---- Given records
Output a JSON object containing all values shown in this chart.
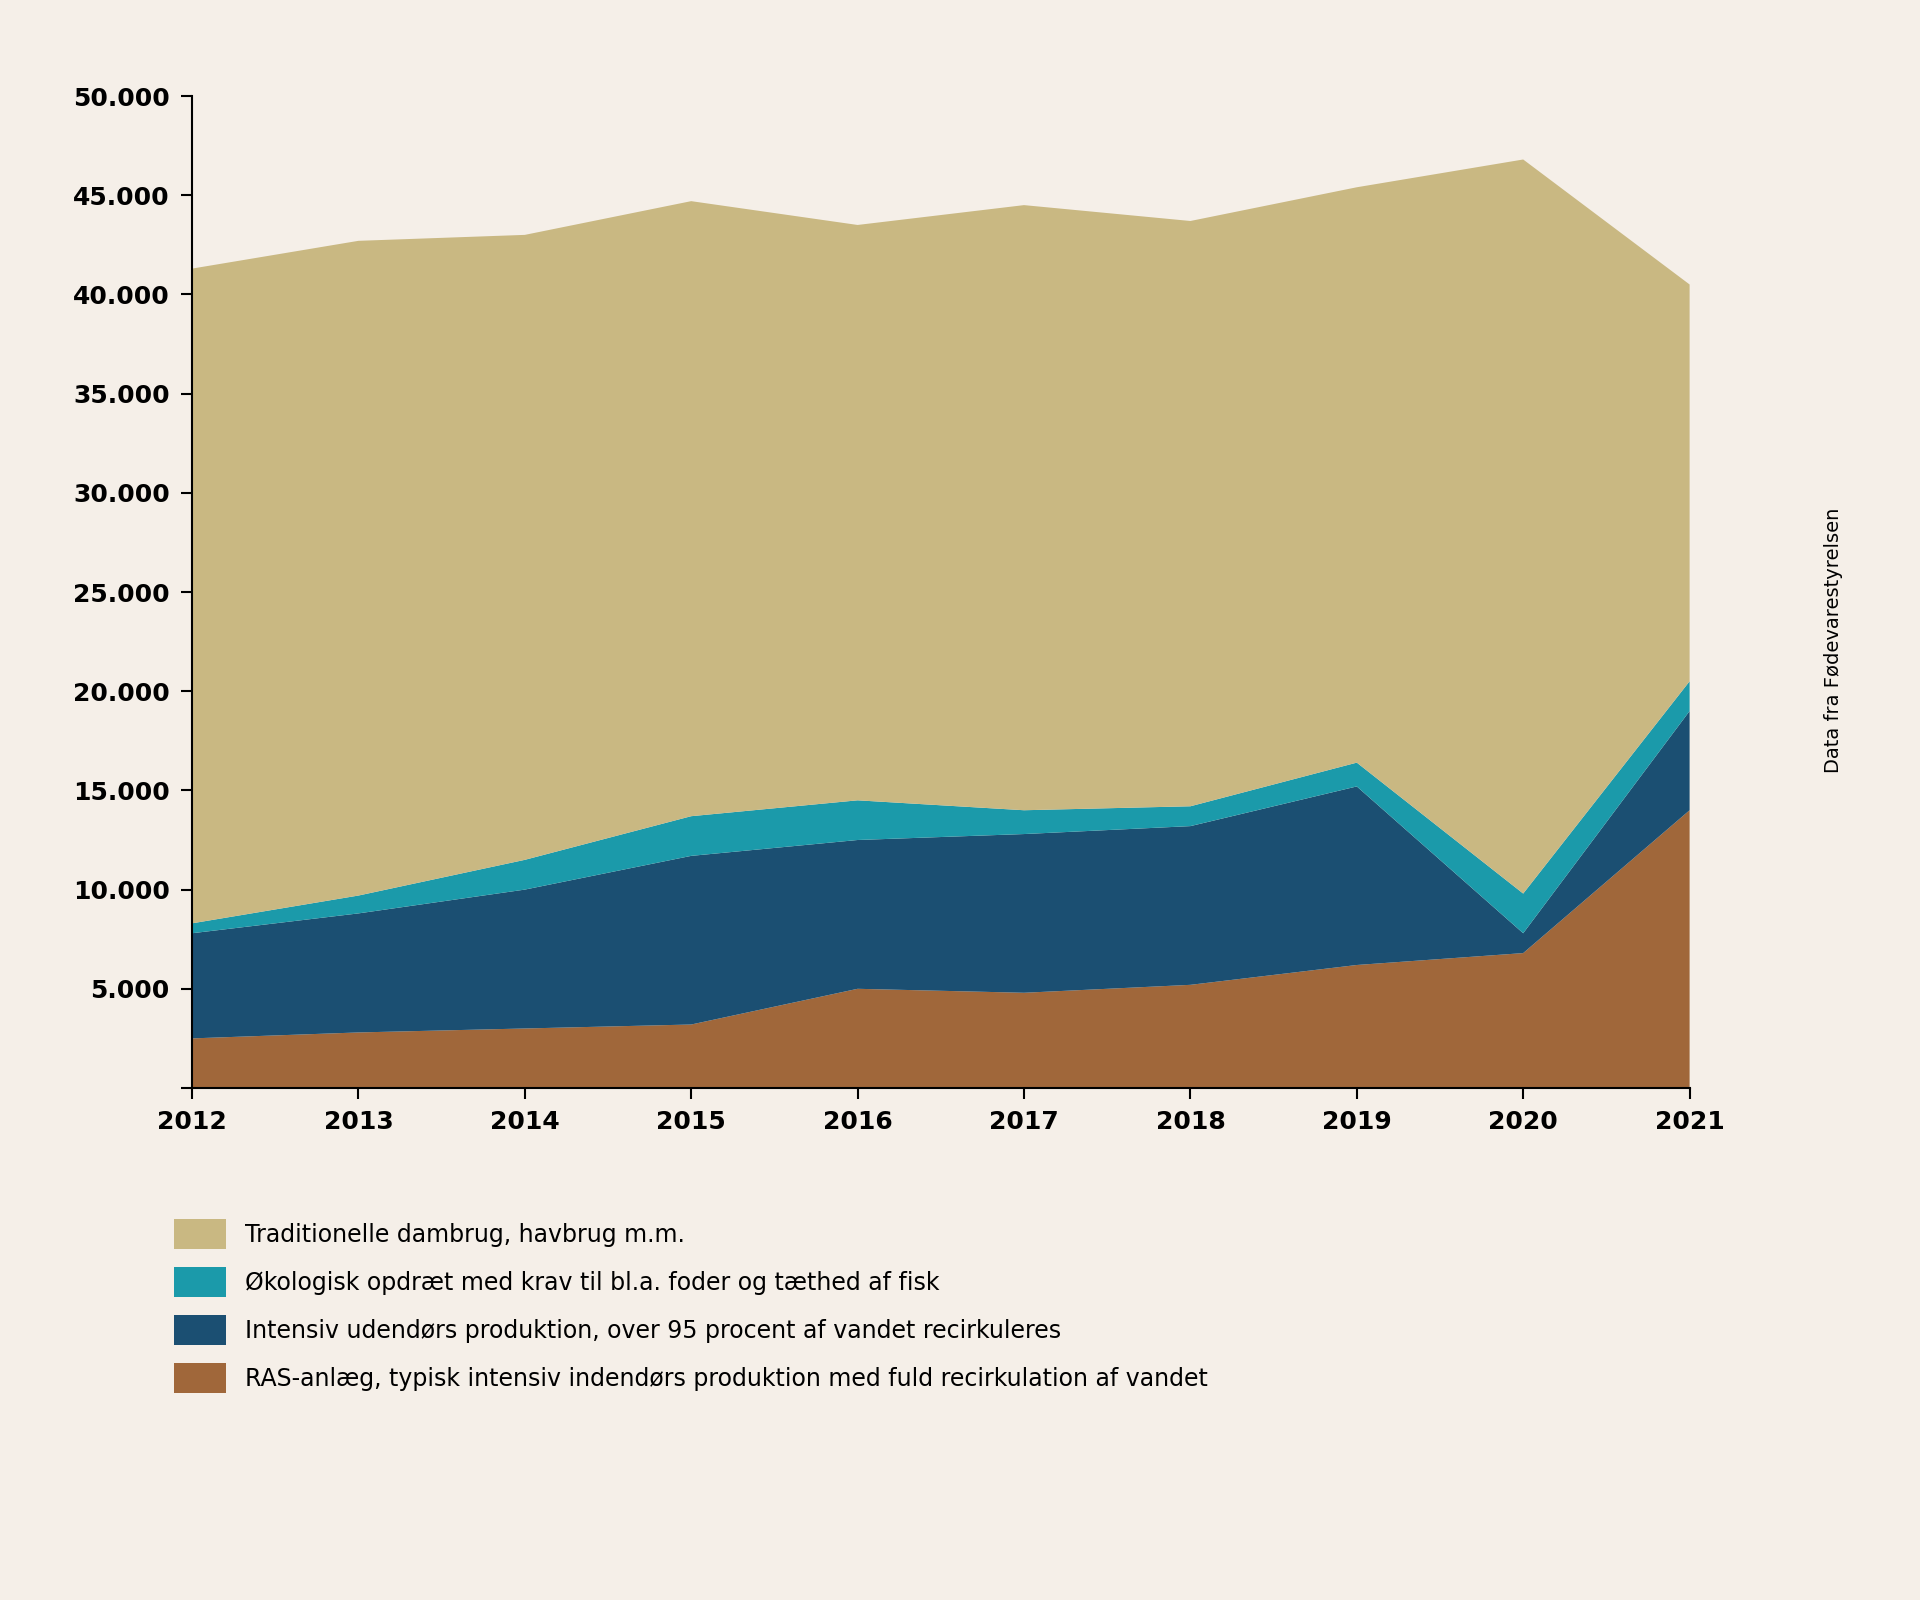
{
  "years": [
    2012,
    2013,
    2014,
    2015,
    2016,
    2017,
    2018,
    2019,
    2020,
    2021
  ],
  "ras": [
    2500,
    2800,
    3000,
    3200,
    5000,
    4800,
    5200,
    6200,
    6800,
    14000
  ],
  "intensiv": [
    5300,
    6000,
    7000,
    8500,
    7500,
    8000,
    8000,
    9000,
    1000,
    5000
  ],
  "okologisk": [
    500,
    900,
    1500,
    2000,
    2000,
    1200,
    1000,
    1200,
    2000,
    1500
  ],
  "traditionelle": [
    33000,
    33000,
    31500,
    31000,
    29000,
    30500,
    29500,
    29000,
    37000,
    20000
  ],
  "colors": {
    "ras": "#A0673A",
    "intensiv": "#1B4F72",
    "okologisk": "#1B9AAA",
    "traditionelle": "#C9B882"
  },
  "background_color": "#F5EFE8",
  "ylim": [
    0,
    50000
  ],
  "yticks": [
    0,
    5000,
    10000,
    15000,
    20000,
    25000,
    30000,
    35000,
    40000,
    45000,
    50000
  ],
  "legend_labels": [
    "Traditionelle dambrug, havbrug m.m.",
    "Økologisk opdræt med krav til bl.a. foder og tæthed af fisk",
    "Intensiv udendørs produktion, over 95 procent af vandet recirkuleres",
    "RAS-anlæg, typisk intensiv indendørs produktion med fuld recirkulation af vandet"
  ],
  "watermark_text": "Data fra Fødevarestyrelsen"
}
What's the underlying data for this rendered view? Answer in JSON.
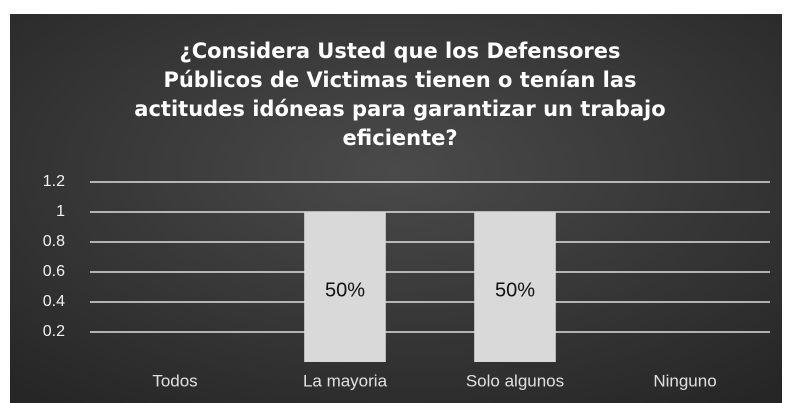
{
  "chart_data": {
    "type": "bar",
    "title_lines": [
      "¿Considera Usted que los Defensores",
      "Públicos de Victimas tienen o tenían las",
      "actitudes idóneas para garantizar un trabajo",
      "eficiente?"
    ],
    "categories": [
      "Todos",
      "La mayoria",
      "Solo algunos",
      "Ninguno"
    ],
    "values": [
      0,
      1,
      1,
      0
    ],
    "value_labels": [
      null,
      "50%",
      "50%",
      null
    ],
    "color": "#d9d9d9",
    "ylim": [
      0,
      1.2
    ],
    "yticks": [
      0.2,
      0.4,
      0.6,
      0.8,
      1,
      1.2
    ],
    "grid": true
  }
}
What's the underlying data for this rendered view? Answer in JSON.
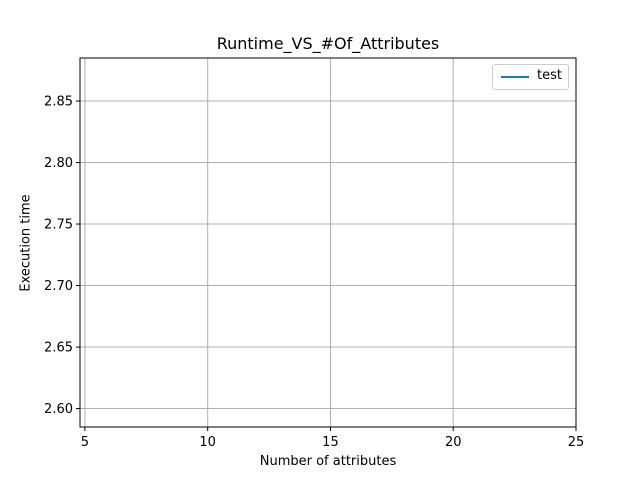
{
  "chart_data": {
    "type": "line",
    "title": "Runtime_VS_#Of_Attributes",
    "xlabel": "Number of attributes",
    "ylabel": "Execution time",
    "xlim": [
      4.8,
      25
    ],
    "ylim": [
      2.585,
      2.885
    ],
    "xticks": [
      5,
      10,
      15,
      20,
      25
    ],
    "xtick_labels": [
      "5",
      "10",
      "15",
      "20",
      "25"
    ],
    "yticks": [
      2.6,
      2.65,
      2.7,
      2.75,
      2.8,
      2.85
    ],
    "ytick_labels": [
      "2.60",
      "2.65",
      "2.70",
      "2.75",
      "2.80",
      "2.85"
    ],
    "grid": true,
    "legend_position": "top-right",
    "series": [
      {
        "name": "test",
        "color": "#1f77b4",
        "x": [],
        "y": []
      }
    ]
  }
}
--------
◆ **Given instruction**
Reproduce the full listing above verbatim, with no pictures included.

◆ **Expected answer**
Output a JSON object containing all values shown in this chart.
{
  "years": [
    2012,
    2013,
    2014,
    2015,
    2016,
    2017,
    2018,
    2019,
    2020,
    2021
  ],
  "ras": [
    2500,
    2800,
    3000,
    3200,
    5000,
    4800,
    5200,
    6200,
    6800,
    14000
  ],
  "intensiv": [
    5300,
    6000,
    7000,
    8500,
    7500,
    8000,
    8000,
    9000,
    1000,
    5000
  ],
  "okologisk": [
    500,
    900,
    1500,
    2000,
    2000,
    1200,
    1000,
    1200,
    2000,
    1500
  ],
  "traditionelle": [
    33000,
    33000,
    31500,
    31000,
    29000,
    30500,
    29500,
    29000,
    37000,
    20000
  ],
  "colors": {
    "ras": "#A0673A",
    "intensiv": "#1B4F72",
    "okologisk": "#1B9AAA",
    "traditionelle": "#C9B882"
  },
  "background_color": "#F5EFE8",
  "ylim": [
    0,
    50000
  ],
  "yticks": [
    0,
    5000,
    10000,
    15000,
    20000,
    25000,
    30000,
    35000,
    40000,
    45000,
    50000
  ],
  "legend_labels": [
    "Traditionelle dambrug, havbrug m.m.",
    "Økologisk opdræt med krav til bl.a. foder og tæthed af fisk",
    "Intensiv udendørs produktion, over 95 procent af vandet recirkuleres",
    "RAS-anlæg, typisk intensiv indendørs produktion med fuld recirkulation af vandet"
  ],
  "watermark_text": "Data fra Fødevarestyrelsen"
}
What's the underlying data for this rendered view? Answer in JSON.
{
  "chart_data": {
    "type": "bar",
    "title_lines": [
      "¿Considera Usted que los Defensores",
      "Públicos de Victimas tienen o tenían las",
      "actitudes idóneas para garantizar un trabajo",
      "eficiente?"
    ],
    "categories": [
      "Todos",
      "La mayoria",
      "Solo algunos",
      "Ninguno"
    ],
    "values": [
      0,
      1,
      1,
      0
    ],
    "value_labels": [
      null,
      "50%",
      "50%",
      null
    ],
    "color": "#d9d9d9",
    "ylim": [
      0,
      1.2
    ],
    "yticks": [
      0.2,
      0.4,
      0.6,
      0.8,
      1,
      1.2
    ],
    "grid": true
  }
}
What's the underlying data for this rendered view? Answer in JSON.
{
  "chart_data": {
    "type": "line",
    "title": "Runtime_VS_#Of_Attributes",
    "xlabel": "Number of attributes",
    "ylabel": "Execution time",
    "xlim": [
      4.8,
      25
    ],
    "ylim": [
      2.585,
      2.885
    ],
    "xticks": [
      5,
      10,
      15,
      20,
      25
    ],
    "xtick_labels": [
      "5",
      "10",
      "15",
      "20",
      "25"
    ],
    "yticks": [
      2.6,
      2.65,
      2.7,
      2.75,
      2.8,
      2.85
    ],
    "ytick_labels": [
      "2.60",
      "2.65",
      "2.70",
      "2.75",
      "2.80",
      "2.85"
    ],
    "grid": true,
    "legend_position": "top-right",
    "series": [
      {
        "name": "test",
        "color": "#1f77b4",
        "x": [],
        "y": []
      }
    ]
  }
}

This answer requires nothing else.